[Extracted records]
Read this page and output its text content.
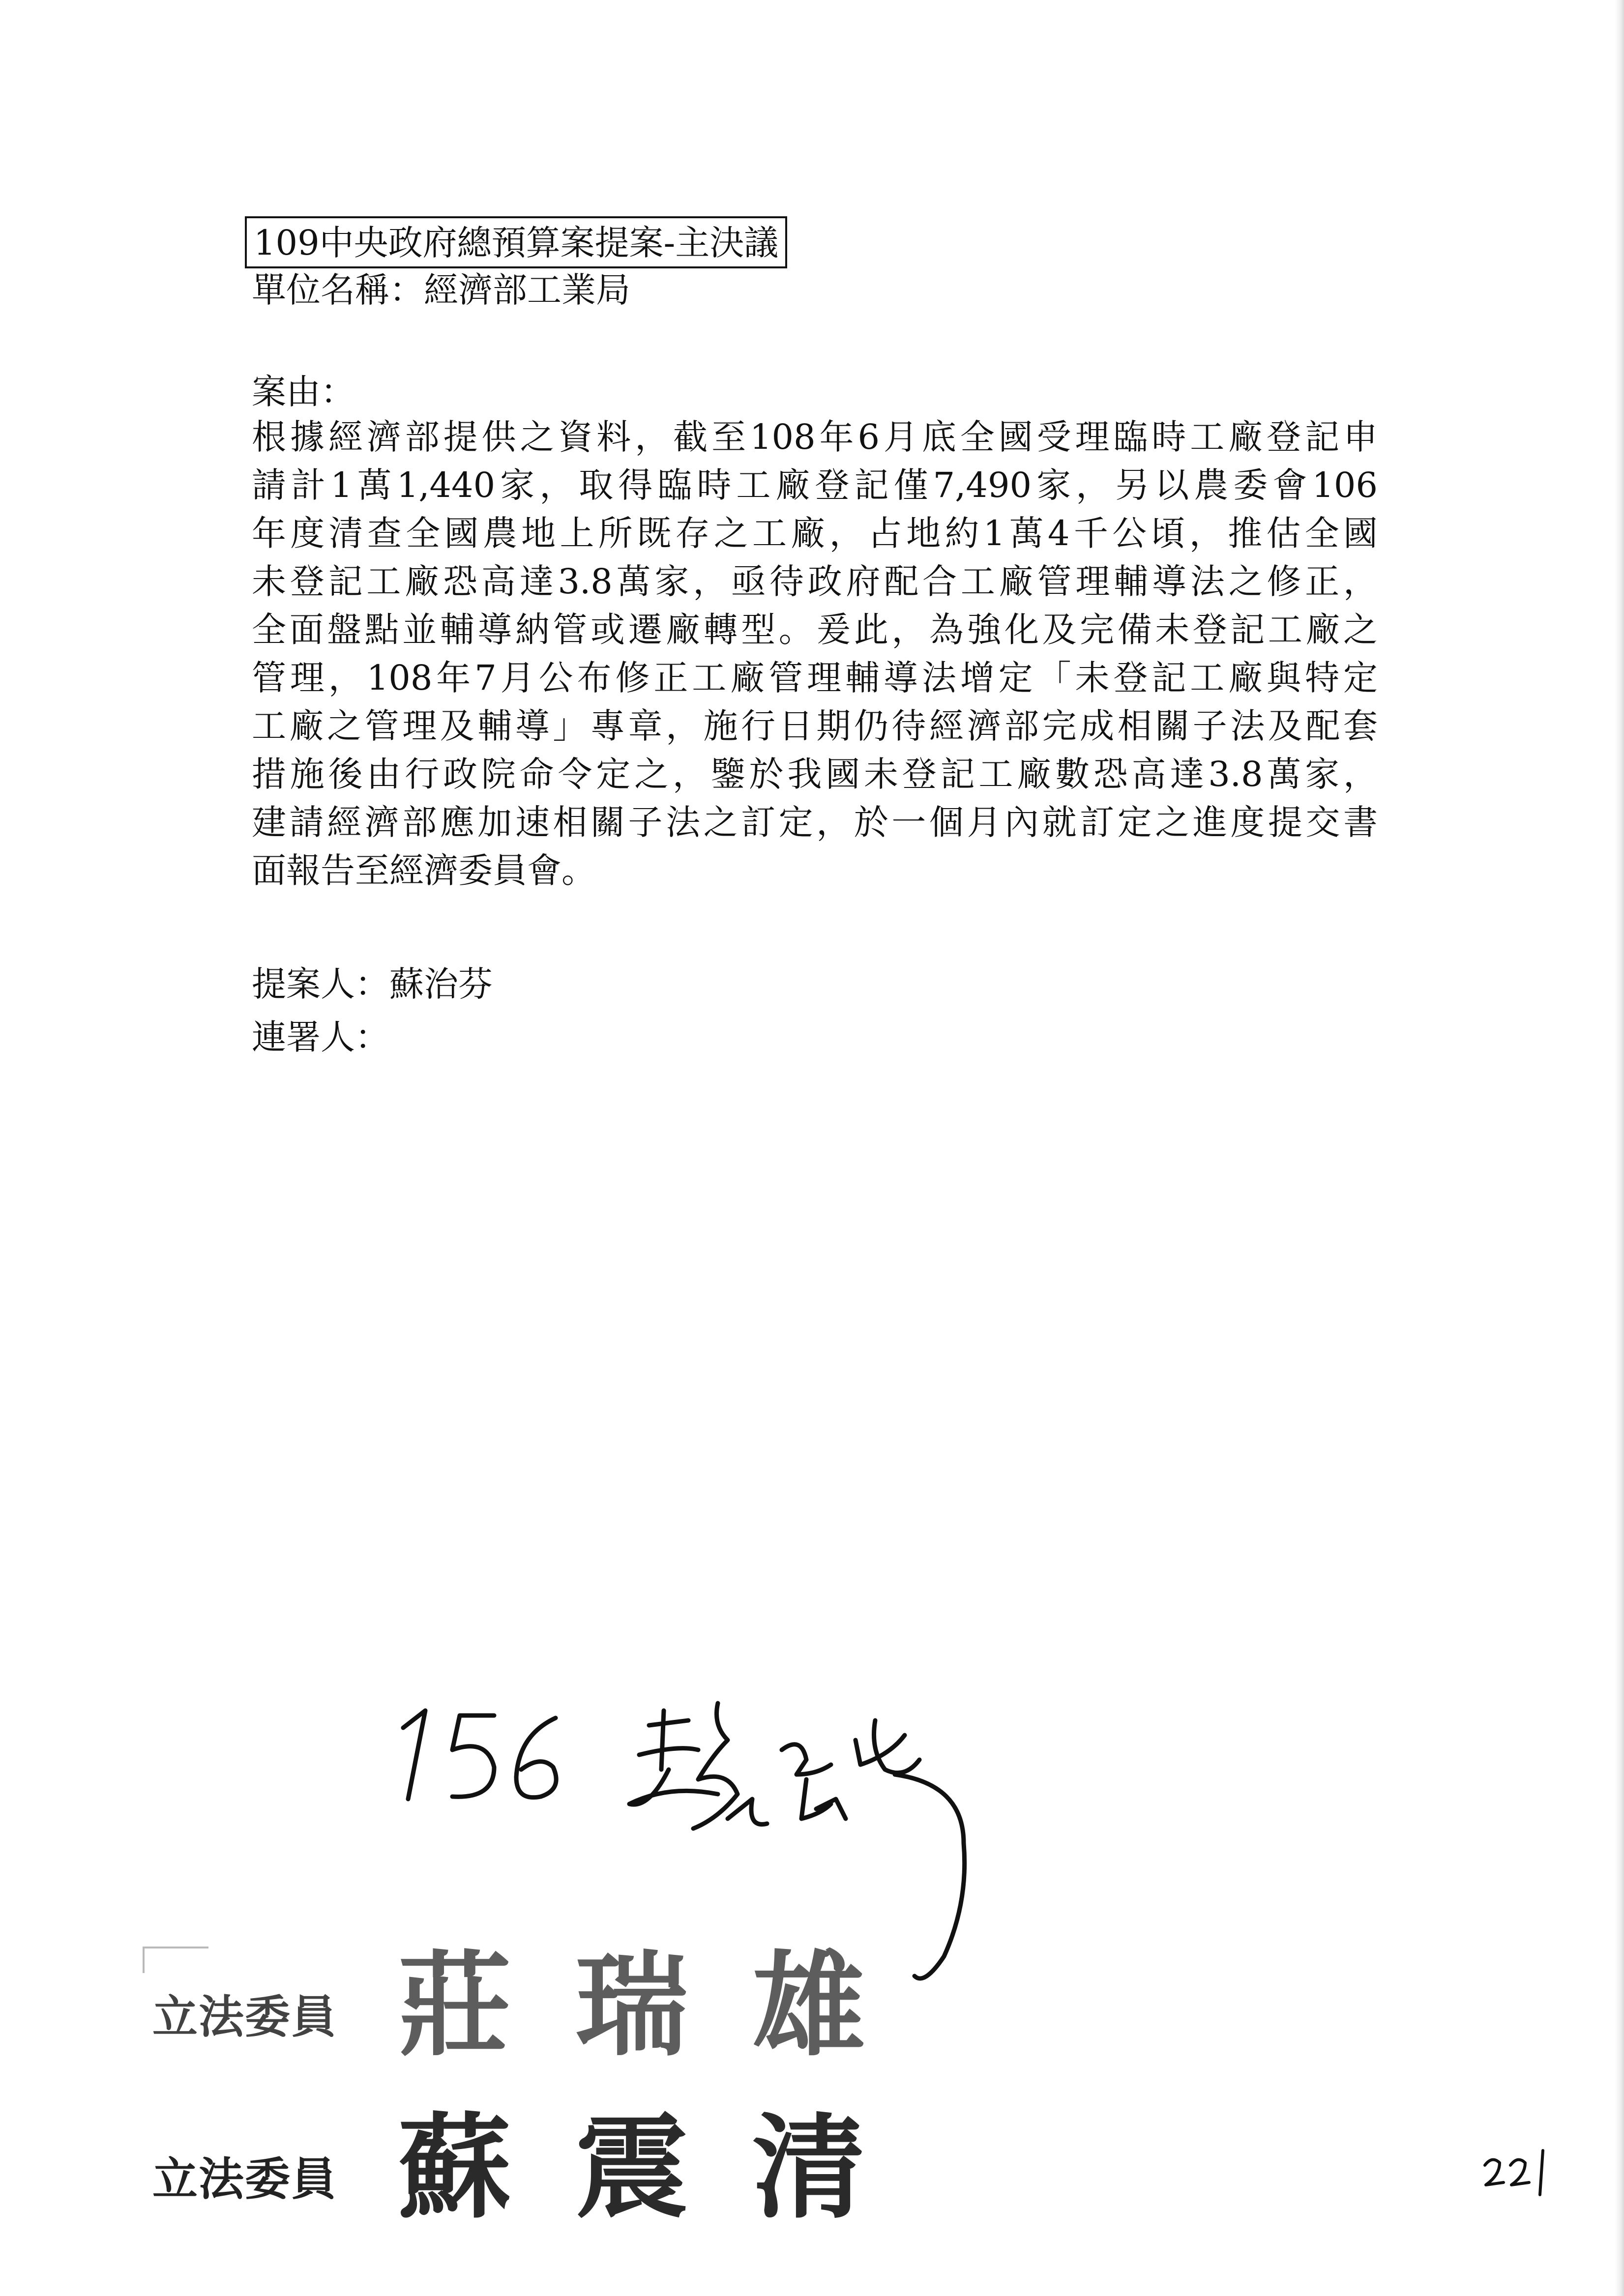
109中央政府總預算案提案-主決議
單位名稱：經濟部工業局
案由：
根據經濟部提供之資料，截至108年6月底全國受理臨時工廠登記申
請計1萬1,440家，取得臨時工廠登記僅7,490家，另以農委會106
年度清查全國農地上所既存之工廠，占地約1萬4千公頃，推估全國
未登記工廠恐高達3.8萬家，亟待政府配合工廠管理輔導法之修正，
全面盤點並輔導納管或遷廠轉型。爰此，為強化及完備未登記工廠之
管理，108年7月公布修正工廠管理輔導法增定「未登記工廠與特定
工廠之管理及輔導」專章，施行日期仍待經濟部完成相關子法及配套
措施後由行政院命令定之，鑒於我國未登記工廠數恐高達3.8萬家，
建請經濟部應加速相關子法之訂定，於一個月內就訂定之進度提交書
面報告至經濟委員會。
提案人：蘇治芬
連署人：
立法委員 莊瑞雄
立法委員 蘇震清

▸ EXERCISE OBJECTIVE: Go through the listing above and quote it exactly, apart from its images.

▸ TASK SOLUTION:
Read this page and output its text content.
109中央政府總預算案提案-主決議
單位名稱：經濟部工業局
案由：
根據經濟部提供之資料，截至108年6月底全國受理臨時工廠登記申
請計1萬1,440家，取得臨時工廠登記僅7,490家，另以農委會106
年度清查全國農地上所既存之工廠，占地約1萬4千公頃，推估全國
未登記工廠恐高達3.8萬家，亟待政府配合工廠管理輔導法之修正，
全面盤點並輔導納管或遷廠轉型。爰此，為強化及完備未登記工廠之
管理，108年7月公布修正工廠管理輔導法增定「未登記工廠與特定
工廠之管理及輔導」專章，施行日期仍待經濟部完成相關子法及配套
措施後由行政院命令定之，鑒於我國未登記工廠數恐高達3.8萬家，
建請經濟部應加速相關子法之訂定，於一個月內就訂定之進度提交書
面報告至經濟委員會。
提案人：蘇治芬
連署人：
立法委員 莊瑞雄
立法委員 蘇震清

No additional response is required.